EXERCISE DESCRIPTION — Every line with the string "الدراسي" should be gathered.

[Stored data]

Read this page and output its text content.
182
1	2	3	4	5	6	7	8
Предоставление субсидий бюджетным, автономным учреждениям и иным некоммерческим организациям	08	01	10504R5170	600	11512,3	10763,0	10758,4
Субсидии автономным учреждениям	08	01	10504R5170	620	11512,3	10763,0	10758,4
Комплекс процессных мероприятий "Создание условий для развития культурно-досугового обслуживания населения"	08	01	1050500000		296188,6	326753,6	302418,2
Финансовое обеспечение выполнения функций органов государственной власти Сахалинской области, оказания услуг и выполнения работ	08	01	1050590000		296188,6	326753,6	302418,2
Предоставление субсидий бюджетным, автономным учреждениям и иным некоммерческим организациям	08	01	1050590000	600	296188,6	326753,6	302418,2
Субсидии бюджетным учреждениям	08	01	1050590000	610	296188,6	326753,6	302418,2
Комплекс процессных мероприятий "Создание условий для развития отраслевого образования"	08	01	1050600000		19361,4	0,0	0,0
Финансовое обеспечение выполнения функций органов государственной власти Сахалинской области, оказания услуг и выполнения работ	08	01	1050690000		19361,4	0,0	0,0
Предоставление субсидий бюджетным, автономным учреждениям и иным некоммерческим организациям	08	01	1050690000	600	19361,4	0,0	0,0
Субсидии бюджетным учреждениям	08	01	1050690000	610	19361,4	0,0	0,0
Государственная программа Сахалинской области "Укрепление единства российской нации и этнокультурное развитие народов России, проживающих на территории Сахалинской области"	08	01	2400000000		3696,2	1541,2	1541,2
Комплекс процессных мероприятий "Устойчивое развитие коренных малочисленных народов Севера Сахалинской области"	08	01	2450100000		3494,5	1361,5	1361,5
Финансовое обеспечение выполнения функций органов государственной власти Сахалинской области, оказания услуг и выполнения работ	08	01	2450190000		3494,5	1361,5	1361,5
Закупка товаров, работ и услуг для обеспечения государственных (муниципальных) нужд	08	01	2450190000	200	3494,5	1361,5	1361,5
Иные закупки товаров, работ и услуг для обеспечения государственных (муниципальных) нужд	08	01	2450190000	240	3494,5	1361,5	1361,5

--

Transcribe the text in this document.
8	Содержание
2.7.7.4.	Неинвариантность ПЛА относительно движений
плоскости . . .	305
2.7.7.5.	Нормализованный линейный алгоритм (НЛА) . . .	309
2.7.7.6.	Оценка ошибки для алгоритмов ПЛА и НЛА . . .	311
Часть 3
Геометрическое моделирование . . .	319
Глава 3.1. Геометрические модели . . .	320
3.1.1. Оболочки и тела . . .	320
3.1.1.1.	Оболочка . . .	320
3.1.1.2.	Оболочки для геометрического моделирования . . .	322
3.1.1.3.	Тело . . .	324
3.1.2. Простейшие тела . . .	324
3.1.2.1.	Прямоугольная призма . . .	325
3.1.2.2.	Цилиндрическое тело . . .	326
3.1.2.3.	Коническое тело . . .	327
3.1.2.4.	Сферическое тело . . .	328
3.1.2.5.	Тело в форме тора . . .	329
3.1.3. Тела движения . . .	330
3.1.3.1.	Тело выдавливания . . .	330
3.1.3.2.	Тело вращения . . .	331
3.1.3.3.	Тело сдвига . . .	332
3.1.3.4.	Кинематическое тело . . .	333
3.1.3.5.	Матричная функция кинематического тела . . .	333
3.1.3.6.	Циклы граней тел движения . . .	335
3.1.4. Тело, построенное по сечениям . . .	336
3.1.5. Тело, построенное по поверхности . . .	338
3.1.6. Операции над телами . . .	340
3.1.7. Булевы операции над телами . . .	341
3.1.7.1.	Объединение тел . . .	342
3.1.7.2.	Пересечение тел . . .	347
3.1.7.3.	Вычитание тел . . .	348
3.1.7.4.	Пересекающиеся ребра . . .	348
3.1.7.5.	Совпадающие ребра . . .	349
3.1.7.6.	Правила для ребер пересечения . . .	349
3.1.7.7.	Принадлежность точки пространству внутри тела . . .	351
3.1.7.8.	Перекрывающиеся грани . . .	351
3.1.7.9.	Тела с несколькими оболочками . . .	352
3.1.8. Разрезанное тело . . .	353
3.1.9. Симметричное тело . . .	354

--

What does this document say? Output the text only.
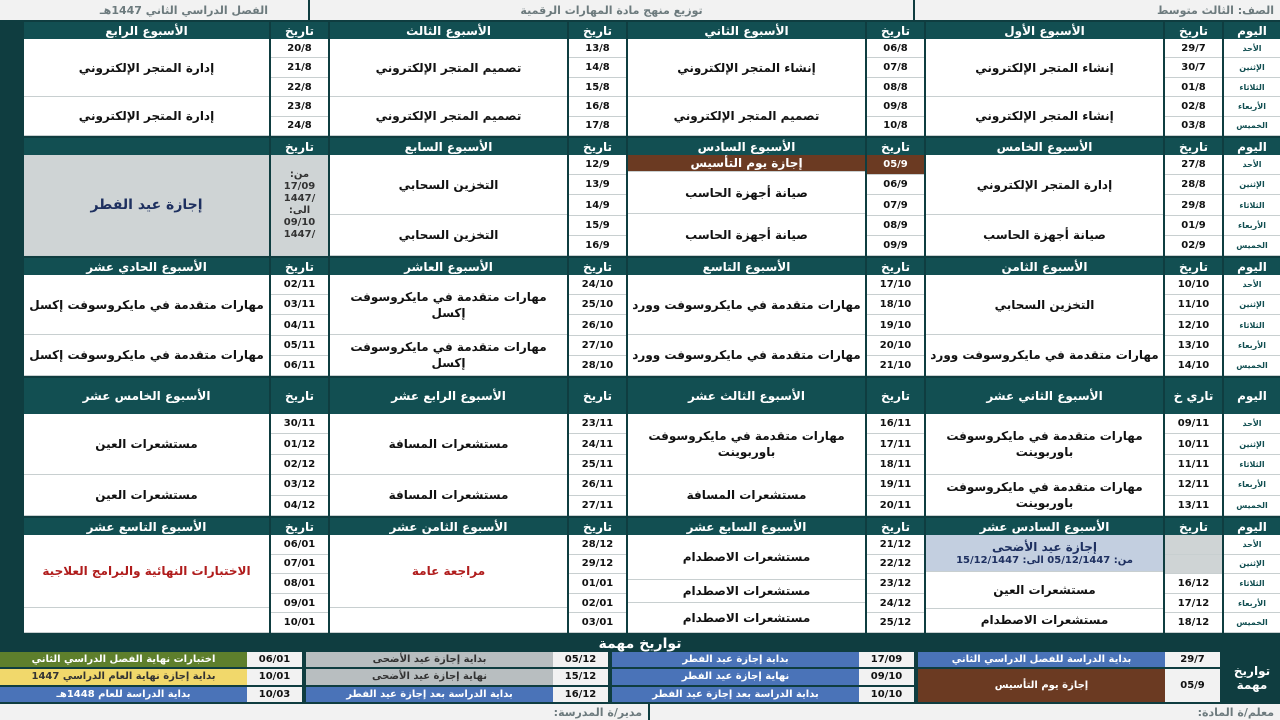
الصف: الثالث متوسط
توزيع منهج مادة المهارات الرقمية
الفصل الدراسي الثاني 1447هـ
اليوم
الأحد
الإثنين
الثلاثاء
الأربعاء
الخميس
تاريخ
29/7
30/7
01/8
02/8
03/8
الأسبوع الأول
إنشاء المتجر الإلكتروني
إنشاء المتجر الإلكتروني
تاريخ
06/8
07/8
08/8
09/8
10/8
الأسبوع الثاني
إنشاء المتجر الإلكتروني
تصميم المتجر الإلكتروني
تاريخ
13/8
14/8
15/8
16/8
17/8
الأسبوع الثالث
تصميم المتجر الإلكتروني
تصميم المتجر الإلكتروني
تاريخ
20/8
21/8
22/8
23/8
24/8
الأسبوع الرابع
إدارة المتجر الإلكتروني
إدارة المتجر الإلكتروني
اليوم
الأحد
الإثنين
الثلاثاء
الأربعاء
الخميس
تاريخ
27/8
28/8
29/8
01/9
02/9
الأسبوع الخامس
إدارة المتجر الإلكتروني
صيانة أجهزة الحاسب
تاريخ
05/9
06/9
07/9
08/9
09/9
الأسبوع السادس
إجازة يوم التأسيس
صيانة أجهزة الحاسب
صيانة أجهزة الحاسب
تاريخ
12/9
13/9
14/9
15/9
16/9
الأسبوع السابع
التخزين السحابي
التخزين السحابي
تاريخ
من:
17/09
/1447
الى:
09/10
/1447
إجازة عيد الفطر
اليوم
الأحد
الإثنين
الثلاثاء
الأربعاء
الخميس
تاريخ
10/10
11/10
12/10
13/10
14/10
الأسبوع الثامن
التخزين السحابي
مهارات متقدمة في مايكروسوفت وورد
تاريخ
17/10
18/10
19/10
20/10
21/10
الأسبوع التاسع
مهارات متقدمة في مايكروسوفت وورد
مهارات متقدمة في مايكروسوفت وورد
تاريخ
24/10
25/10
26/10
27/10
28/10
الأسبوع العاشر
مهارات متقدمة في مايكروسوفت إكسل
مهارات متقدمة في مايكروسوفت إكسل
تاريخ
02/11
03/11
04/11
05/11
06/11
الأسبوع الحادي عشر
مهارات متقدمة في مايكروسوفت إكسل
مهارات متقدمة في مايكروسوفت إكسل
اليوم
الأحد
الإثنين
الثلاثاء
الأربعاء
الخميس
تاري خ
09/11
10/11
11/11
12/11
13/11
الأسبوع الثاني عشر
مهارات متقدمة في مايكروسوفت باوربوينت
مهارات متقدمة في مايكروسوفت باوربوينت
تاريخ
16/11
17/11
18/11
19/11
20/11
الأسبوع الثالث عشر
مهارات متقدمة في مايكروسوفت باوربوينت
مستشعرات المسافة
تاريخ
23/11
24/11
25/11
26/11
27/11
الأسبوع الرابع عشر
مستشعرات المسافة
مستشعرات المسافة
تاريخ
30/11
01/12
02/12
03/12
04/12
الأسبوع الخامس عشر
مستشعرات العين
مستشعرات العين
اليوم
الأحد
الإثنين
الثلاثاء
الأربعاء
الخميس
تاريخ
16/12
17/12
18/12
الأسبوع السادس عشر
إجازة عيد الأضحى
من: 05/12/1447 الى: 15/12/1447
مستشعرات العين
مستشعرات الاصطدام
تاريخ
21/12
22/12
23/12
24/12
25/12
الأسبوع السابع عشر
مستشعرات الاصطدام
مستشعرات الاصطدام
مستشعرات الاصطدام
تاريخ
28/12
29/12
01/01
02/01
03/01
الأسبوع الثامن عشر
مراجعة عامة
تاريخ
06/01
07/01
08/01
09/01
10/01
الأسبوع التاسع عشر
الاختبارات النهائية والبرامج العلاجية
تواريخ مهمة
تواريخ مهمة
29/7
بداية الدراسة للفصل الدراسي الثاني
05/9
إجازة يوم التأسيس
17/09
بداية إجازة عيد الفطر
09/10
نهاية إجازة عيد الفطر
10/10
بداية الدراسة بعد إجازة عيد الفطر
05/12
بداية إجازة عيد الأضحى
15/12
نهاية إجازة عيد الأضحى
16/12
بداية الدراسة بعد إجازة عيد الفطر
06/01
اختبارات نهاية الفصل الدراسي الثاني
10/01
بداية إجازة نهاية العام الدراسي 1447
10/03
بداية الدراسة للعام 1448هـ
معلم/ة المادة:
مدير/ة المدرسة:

OUTPUT OF THE EXERCISE —
الفصل الدراسي الثاني 1447هـ
بداية الدراسة للفصل الدراسي الثاني
اختبارات نهاية الفصل الدراسي الثاني
بداية إجازة نهاية العام الدراسي 1447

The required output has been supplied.